• Task statement:
Restate the data word for word and leave the images out.
***** Input rows
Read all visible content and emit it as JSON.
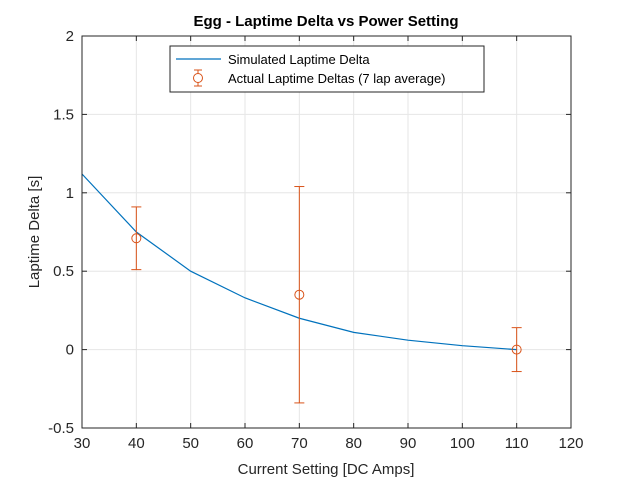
{
  "chart_data": {
    "type": "line",
    "title": "Egg - Laptime Delta vs Power Setting",
    "xlabel": "Current Setting [DC Amps]",
    "ylabel": "Laptime Delta [s]",
    "xlim": [
      30,
      120
    ],
    "ylim": [
      -0.5,
      2
    ],
    "xticks": [
      30,
      40,
      50,
      60,
      70,
      80,
      90,
      100,
      110,
      120
    ],
    "yticks": [
      -0.5,
      0,
      0.5,
      1,
      1.5,
      2
    ],
    "ytick_labels": [
      "-0.5",
      "0",
      "0.5",
      "1",
      "1.5",
      "2"
    ],
    "grid": true,
    "legend_placement": "top-center",
    "series": [
      {
        "name": "Simulated Laptime Delta",
        "kind": "line",
        "color": "#0072BD",
        "x": [
          30,
          40,
          50,
          60,
          70,
          80,
          90,
          100,
          110
        ],
        "y": [
          1.12,
          0.75,
          0.5,
          0.33,
          0.2,
          0.11,
          0.06,
          0.025,
          0.0
        ]
      },
      {
        "name": "Actual Laptime Deltas (7 lap average)",
        "kind": "errorbar",
        "color": "#D95319",
        "marker": "circle",
        "x": [
          40,
          70,
          110
        ],
        "y": [
          0.71,
          0.35,
          0.0
        ],
        "err_low": [
          0.2,
          0.69,
          0.14
        ],
        "err_high": [
          0.2,
          0.69,
          0.14
        ]
      }
    ]
  }
}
**********
• The result:
Read all visible content and emit it as JSON.
{
  "chart_data": {
    "type": "line",
    "title": "Egg - Laptime Delta vs Power Setting",
    "xlabel": "Current Setting [DC Amps]",
    "ylabel": "Laptime Delta [s]",
    "xlim": [
      30,
      120
    ],
    "ylim": [
      -0.5,
      2
    ],
    "xticks": [
      30,
      40,
      50,
      60,
      70,
      80,
      90,
      100,
      110,
      120
    ],
    "yticks": [
      -0.5,
      0,
      0.5,
      1,
      1.5,
      2
    ],
    "ytick_labels": [
      "-0.5",
      "0",
      "0.5",
      "1",
      "1.5",
      "2"
    ],
    "grid": true,
    "legend_placement": "top-center",
    "series": [
      {
        "name": "Simulated Laptime Delta",
        "kind": "line",
        "color": "#0072BD",
        "x": [
          30,
          40,
          50,
          60,
          70,
          80,
          90,
          100,
          110
        ],
        "y": [
          1.12,
          0.75,
          0.5,
          0.33,
          0.2,
          0.11,
          0.06,
          0.025,
          0.0
        ]
      },
      {
        "name": "Actual Laptime Deltas (7 lap average)",
        "kind": "errorbar",
        "color": "#D95319",
        "marker": "circle",
        "x": [
          40,
          70,
          110
        ],
        "y": [
          0.71,
          0.35,
          0.0
        ],
        "err_low": [
          0.2,
          0.69,
          0.14
        ],
        "err_high": [
          0.2,
          0.69,
          0.14
        ]
      }
    ]
  }
}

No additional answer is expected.